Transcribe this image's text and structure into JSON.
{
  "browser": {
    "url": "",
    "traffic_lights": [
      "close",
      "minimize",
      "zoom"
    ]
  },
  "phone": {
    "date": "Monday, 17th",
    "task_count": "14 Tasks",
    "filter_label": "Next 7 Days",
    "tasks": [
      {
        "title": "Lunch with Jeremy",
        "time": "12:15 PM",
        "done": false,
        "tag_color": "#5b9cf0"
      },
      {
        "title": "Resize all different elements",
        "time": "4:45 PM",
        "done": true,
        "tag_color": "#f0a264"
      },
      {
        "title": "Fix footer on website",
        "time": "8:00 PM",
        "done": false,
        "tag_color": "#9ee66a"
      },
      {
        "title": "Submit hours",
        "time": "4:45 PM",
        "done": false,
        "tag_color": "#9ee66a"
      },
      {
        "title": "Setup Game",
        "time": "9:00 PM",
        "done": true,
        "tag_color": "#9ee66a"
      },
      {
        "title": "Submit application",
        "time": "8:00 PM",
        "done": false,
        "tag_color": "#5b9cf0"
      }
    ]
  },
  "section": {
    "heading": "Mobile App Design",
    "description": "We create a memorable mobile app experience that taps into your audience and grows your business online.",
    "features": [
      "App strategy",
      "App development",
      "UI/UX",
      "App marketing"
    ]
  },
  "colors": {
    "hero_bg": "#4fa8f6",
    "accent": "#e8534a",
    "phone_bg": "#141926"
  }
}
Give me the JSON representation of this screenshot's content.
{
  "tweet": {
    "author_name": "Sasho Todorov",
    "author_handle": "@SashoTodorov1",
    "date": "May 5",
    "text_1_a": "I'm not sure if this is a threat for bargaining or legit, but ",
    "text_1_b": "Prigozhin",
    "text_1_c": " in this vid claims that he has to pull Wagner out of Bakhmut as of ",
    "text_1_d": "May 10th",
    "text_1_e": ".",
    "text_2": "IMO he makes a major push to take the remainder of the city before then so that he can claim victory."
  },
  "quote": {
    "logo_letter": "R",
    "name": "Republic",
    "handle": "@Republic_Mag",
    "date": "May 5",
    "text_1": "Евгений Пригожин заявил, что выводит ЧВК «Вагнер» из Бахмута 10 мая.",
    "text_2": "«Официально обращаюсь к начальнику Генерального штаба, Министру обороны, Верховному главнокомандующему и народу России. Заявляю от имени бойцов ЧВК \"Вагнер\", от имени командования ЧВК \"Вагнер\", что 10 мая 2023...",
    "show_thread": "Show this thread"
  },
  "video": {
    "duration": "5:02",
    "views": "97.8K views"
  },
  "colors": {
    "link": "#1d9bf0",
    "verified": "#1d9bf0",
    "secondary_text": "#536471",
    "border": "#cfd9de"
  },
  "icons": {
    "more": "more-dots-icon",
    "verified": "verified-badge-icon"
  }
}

**Task objective:** All of the entries above should be written out again exactly.

**Solution to this problem:**
Transcribe this image's text and structure into JSON.
{
  "browser": {
    "url": "",
    "traffic_lights": [
      "close",
      "minimize",
      "zoom"
    ]
  },
  "phone": {
    "date": "Monday, 17th",
    "task_count": "14 Tasks",
    "filter_label": "Next 7 Days",
    "tasks": [
      {
        "title": "Lunch with Jeremy",
        "time": "12:15 PM",
        "done": false,
        "tag_color": "#5b9cf0"
      },
      {
        "title": "Resize all different elements",
        "time": "4:45 PM",
        "done": true,
        "tag_color": "#f0a264"
      },
      {
        "title": "Fix footer on website",
        "time": "8:00 PM",
        "done": false,
        "tag_color": "#9ee66a"
      },
      {
        "title": "Submit hours",
        "time": "4:45 PM",
        "done": false,
        "tag_color": "#9ee66a"
      },
      {
        "title": "Setup Game",
        "time": "9:00 PM",
        "done": true,
        "tag_color": "#9ee66a"
      },
      {
        "title": "Submit application",
        "time": "8:00 PM",
        "done": false,
        "tag_color": "#5b9cf0"
      }
    ]
  },
  "section": {
    "heading": "Mobile App Design",
    "description": "We create a memorable mobile app experience that taps into your audience and grows your business online.",
    "features": [
      "App strategy",
      "App development",
      "UI/UX",
      "App marketing"
    ]
  },
  "colors": {
    "hero_bg": "#4fa8f6",
    "accent": "#e8534a",
    "phone_bg": "#141926"
  }
}
Give me the JSON representation of this screenshot's content.
{
  "tweet": {
    "author_name": "Sasho Todorov",
    "author_handle": "@SashoTodorov1",
    "date": "May 5",
    "text_1_a": "I'm not sure if this is a threat for bargaining or legit, but ",
    "text_1_b": "Prigozhin",
    "text_1_c": " in this vid claims that he has to pull Wagner out of Bakhmut as of ",
    "text_1_d": "May 10th",
    "text_1_e": ".",
    "text_2": "IMO he makes a major push to take the remainder of the city before then so that he can claim victory."
  },
  "quote": {
    "logo_letter": "R",
    "name": "Republic",
    "handle": "@Republic_Mag",
    "date": "May 5",
    "text_1": "Евгений Пригожин заявил, что выводит ЧВК «Вагнер» из Бахмута 10 мая.",
    "text_2": "«Официально обращаюсь к начальнику Генерального штаба, Министру обороны, Верховному главнокомандующему и народу России. Заявляю от имени бойцов ЧВК \"Вагнер\", от имени командования ЧВК \"Вагнер\", что 10 мая 2023...",
    "show_thread": "Show this thread"
  },
  "video": {
    "duration": "5:02",
    "views": "97.8K views"
  },
  "colors": {
    "link": "#1d9bf0",
    "verified": "#1d9bf0",
    "secondary_text": "#536471",
    "border": "#cfd9de"
  },
  "icons": {
    "more": "more-dots-icon",
    "verified": "verified-badge-icon"
  }
}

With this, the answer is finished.